* [TASK GOAL]:
Your task is to gather the lines below that hold the string "username".

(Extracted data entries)
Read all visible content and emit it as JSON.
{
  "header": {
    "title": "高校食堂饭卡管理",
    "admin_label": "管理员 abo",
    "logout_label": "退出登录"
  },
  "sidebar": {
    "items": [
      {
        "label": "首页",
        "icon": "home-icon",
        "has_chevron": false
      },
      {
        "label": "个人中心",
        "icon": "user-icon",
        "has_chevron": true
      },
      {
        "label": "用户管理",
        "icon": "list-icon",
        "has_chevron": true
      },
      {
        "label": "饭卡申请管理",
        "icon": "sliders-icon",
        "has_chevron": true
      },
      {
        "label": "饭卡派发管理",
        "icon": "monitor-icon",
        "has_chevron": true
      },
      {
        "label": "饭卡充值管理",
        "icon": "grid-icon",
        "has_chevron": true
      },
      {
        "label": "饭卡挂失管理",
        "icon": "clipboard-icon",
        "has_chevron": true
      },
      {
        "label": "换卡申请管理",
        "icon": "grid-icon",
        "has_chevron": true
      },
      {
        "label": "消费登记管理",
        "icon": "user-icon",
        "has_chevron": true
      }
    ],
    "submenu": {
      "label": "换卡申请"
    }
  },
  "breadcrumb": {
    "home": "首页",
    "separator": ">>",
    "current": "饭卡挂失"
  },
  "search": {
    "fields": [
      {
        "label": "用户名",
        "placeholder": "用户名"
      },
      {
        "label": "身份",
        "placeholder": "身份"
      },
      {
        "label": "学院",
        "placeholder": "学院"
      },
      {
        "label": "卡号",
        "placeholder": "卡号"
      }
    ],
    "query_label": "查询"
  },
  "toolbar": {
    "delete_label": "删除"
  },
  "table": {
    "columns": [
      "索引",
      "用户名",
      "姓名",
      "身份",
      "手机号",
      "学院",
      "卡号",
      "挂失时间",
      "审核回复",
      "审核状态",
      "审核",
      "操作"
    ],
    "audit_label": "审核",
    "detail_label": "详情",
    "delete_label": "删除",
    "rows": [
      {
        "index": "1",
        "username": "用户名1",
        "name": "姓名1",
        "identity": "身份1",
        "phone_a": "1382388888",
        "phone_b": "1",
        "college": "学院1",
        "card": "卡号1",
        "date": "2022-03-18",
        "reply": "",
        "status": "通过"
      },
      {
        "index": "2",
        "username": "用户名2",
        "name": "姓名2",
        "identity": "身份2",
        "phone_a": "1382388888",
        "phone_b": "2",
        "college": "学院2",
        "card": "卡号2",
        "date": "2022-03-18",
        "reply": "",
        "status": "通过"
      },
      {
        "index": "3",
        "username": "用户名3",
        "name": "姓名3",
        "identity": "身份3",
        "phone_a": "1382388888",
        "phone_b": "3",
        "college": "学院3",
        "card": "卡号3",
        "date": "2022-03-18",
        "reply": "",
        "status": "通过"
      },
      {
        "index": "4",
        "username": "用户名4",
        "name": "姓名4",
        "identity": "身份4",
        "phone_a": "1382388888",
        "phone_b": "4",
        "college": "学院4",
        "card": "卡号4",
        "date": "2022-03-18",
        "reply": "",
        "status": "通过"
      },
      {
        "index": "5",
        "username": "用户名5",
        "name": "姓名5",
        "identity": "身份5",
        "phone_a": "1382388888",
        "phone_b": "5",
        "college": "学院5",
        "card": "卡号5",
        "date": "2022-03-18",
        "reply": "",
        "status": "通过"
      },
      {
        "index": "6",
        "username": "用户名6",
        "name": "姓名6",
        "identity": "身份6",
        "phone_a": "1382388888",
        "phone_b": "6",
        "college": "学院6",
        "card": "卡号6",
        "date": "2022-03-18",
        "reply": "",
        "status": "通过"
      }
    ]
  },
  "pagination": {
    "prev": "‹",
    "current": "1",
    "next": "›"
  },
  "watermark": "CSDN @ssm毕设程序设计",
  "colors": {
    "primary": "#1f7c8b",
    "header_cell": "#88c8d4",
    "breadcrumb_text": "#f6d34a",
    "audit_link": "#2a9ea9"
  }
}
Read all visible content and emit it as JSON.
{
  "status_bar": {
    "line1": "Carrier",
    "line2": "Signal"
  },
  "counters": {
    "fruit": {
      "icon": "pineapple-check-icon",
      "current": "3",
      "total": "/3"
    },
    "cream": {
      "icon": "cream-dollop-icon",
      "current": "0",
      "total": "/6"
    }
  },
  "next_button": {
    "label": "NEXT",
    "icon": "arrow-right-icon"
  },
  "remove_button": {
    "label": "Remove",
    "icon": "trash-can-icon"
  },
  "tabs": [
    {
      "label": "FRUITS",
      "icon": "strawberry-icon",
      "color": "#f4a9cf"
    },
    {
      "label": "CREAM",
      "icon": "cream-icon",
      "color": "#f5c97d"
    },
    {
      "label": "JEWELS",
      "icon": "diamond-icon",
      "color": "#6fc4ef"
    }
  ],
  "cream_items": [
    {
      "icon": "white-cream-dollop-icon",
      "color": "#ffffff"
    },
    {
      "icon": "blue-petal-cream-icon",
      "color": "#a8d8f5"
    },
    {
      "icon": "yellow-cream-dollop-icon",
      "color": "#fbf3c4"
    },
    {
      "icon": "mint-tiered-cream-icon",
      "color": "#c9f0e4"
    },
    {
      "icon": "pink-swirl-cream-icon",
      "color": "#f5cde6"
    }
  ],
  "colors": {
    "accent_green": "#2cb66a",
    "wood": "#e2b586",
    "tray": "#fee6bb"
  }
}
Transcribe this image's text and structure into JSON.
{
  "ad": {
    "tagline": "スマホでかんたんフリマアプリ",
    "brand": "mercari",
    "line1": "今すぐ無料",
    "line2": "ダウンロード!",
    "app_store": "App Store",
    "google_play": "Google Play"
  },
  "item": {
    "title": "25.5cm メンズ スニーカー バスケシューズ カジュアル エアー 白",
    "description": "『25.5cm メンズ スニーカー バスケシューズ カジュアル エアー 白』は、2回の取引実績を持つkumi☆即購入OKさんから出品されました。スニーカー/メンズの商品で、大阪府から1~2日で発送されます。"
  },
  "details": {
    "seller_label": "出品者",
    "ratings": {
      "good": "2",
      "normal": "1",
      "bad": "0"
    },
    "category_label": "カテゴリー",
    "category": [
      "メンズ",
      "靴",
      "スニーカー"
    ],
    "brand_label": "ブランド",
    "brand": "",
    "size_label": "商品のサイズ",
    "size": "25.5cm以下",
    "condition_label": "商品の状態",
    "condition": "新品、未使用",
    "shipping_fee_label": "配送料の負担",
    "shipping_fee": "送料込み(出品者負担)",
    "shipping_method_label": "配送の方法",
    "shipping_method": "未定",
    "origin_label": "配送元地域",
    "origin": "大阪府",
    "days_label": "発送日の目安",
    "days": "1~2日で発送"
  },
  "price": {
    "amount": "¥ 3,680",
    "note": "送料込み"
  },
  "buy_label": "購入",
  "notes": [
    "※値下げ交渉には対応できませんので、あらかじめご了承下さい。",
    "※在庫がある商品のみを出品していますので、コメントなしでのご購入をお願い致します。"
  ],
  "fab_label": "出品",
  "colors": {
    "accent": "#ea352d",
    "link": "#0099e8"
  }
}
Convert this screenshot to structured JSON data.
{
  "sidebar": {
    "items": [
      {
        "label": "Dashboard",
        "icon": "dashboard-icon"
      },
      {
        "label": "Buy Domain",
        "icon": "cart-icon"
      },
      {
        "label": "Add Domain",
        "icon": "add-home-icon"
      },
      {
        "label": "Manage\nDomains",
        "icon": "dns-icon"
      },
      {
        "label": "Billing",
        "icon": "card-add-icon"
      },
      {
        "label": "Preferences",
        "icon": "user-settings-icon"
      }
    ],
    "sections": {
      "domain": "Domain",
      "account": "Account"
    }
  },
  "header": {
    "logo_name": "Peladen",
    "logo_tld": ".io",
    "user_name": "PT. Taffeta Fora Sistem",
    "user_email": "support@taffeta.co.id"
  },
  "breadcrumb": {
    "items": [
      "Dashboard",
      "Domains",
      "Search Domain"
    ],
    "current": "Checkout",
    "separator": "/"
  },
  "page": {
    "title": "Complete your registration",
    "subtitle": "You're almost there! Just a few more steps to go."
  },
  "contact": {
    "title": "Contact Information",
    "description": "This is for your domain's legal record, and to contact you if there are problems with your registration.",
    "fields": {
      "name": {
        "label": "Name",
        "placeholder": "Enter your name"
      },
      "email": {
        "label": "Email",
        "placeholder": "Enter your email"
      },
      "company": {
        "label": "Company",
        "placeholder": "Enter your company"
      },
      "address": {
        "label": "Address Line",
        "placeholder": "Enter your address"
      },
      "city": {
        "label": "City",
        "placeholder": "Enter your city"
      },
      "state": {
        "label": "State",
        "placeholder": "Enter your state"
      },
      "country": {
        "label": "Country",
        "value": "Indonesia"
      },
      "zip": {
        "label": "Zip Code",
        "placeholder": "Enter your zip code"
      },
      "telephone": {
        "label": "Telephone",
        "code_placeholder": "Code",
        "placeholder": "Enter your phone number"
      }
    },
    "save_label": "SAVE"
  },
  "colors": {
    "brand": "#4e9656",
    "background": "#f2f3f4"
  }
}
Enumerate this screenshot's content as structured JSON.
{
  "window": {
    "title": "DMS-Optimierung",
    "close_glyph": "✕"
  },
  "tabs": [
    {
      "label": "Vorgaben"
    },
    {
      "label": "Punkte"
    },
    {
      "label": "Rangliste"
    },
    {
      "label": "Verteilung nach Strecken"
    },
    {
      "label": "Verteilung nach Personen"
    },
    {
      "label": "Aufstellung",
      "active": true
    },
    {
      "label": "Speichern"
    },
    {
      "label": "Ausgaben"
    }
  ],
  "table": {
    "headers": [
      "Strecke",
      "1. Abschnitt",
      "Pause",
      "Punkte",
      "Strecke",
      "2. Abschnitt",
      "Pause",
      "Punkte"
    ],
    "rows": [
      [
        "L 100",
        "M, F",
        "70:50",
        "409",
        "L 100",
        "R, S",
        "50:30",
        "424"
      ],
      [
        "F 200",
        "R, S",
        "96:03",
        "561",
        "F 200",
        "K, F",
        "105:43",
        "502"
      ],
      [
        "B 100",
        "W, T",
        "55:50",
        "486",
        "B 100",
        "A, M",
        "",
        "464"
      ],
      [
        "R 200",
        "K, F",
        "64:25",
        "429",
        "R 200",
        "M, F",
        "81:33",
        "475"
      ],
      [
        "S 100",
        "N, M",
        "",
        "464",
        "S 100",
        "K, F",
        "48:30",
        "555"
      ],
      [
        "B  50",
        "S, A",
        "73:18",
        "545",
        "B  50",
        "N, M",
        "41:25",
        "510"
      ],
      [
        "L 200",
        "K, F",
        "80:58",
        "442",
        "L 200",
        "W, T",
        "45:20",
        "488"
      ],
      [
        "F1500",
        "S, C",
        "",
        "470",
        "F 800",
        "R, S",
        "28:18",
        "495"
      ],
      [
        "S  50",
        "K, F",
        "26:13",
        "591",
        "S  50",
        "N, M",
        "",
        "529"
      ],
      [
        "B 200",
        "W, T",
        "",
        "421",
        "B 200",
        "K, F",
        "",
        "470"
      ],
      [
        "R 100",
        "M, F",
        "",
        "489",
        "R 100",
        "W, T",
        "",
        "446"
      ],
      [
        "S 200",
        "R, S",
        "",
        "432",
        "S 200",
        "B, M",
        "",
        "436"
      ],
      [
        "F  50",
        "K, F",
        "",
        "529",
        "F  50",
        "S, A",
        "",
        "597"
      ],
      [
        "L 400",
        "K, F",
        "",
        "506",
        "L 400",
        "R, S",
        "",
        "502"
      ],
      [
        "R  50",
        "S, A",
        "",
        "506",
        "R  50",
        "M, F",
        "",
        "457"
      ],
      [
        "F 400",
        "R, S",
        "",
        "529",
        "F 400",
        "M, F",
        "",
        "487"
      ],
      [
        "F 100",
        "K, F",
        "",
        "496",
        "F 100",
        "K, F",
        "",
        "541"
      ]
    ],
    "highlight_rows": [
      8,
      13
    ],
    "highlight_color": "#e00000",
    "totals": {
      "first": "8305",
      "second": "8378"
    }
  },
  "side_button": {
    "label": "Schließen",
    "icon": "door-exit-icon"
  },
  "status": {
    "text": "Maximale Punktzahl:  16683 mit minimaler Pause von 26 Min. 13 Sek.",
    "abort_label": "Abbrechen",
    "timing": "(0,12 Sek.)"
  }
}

* [EXERCISE ANSWER]:
        "username": "用户名1",
        "username": "用户名2",
        "username": "用户名3",
        "username": "用户名4",
        "username": "用户名5",
        "username": "用户名6",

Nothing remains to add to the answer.